Each record must be reproduced exactly as it is shown.

BEGIN Exercise material

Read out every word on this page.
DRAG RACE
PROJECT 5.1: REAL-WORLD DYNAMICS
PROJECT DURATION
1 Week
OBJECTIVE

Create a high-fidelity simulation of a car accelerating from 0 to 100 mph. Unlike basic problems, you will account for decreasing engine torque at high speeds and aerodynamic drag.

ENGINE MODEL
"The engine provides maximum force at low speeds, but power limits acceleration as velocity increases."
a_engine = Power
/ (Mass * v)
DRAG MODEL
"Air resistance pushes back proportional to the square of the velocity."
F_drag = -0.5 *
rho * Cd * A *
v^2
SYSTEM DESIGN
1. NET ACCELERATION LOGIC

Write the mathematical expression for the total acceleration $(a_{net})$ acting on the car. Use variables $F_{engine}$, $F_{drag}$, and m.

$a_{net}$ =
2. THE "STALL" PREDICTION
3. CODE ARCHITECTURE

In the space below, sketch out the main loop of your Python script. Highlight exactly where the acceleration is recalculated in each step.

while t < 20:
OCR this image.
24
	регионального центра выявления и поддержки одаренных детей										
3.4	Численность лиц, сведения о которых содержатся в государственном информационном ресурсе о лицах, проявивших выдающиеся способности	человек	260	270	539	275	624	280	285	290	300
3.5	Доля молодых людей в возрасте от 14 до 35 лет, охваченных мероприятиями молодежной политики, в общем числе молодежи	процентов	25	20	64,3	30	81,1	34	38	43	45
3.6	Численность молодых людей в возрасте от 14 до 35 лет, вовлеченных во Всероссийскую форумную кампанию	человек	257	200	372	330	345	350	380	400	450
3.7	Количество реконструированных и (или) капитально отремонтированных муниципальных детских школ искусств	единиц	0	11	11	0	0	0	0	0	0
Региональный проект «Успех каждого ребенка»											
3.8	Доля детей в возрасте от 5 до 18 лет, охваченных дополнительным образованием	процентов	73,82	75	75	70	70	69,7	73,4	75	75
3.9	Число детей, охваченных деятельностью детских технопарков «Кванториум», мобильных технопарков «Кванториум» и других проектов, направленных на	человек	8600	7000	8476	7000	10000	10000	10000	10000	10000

END Exercise material

### Solution to the problem
Read out every word on this page.
DRAG RACE
PROJECT 5.1: REAL-WORLD DYNAMICS
PROJECT DURATION
1 Week
OBJECTIVE

Create a high-fidelity simulation of a car accelerating from 0 to 100 mph. Unlike basic problems, you will account for decreasing engine torque at high speeds and aerodynamic drag.

ENGINE MODEL
"The engine provides maximum force at low speeds, but power limits acceleration as velocity increases."
a_engine = Power
/ (Mass * v)
DRAG MODEL
"Air resistance pushes back proportional to the square of the velocity."
F_drag = -0.5 *
rho * Cd * A *
v^2
SYSTEM DESIGN
1. NET ACCELERATION LOGIC

Write the mathematical expression for the total acceleration $(a_{net})$ acting on the car. Use variables $F_{engine}$, $F_{drag}$, and m.

$a_{net}$ =
2. THE "STALL" PREDICTION
3. CODE ARCHITECTURE

In the space below, sketch out the main loop of your Python script. Highlight exactly where the acceleration is recalculated in each step.

while t < 20:
OCR this image.
24
	регионального центра выявления и поддержки одаренных детей										
3.4	Численность лиц, сведения о которых содержатся в государственном информационном ресурсе о лицах, проявивших выдающиеся способности	человек	260	270	539	275	624	280	285	290	300
3.5	Доля молодых людей в возрасте от 14 до 35 лет, охваченных мероприятиями молодежной политики, в общем числе молодежи	процентов	25	20	64,3	30	81,1	34	38	43	45
3.6	Численность молодых людей в возрасте от 14 до 35 лет, вовлеченных во Всероссийскую форумную кампанию	человек	257	200	372	330	345	350	380	400	450
3.7	Количество реконструированных и (или) капитально отремонтированных муниципальных детских школ искусств	единиц	0	11	11	0	0	0	0	0	0
Региональный проект «Успех каждого ребенка»											
3.8	Доля детей в возрасте от 5 до 18 лет, охваченных дополнительным образованием	процентов	73,82	75	75	70	70	69,7	73,4	75	75
3.9	Число детей, охваченных деятельностью детских технопарков «Кванториум», мобильных технопарков «Кванториум» и других проектов, направленных на	человек	8600	7000	8476	7000	10000	10000	10000	10000	10000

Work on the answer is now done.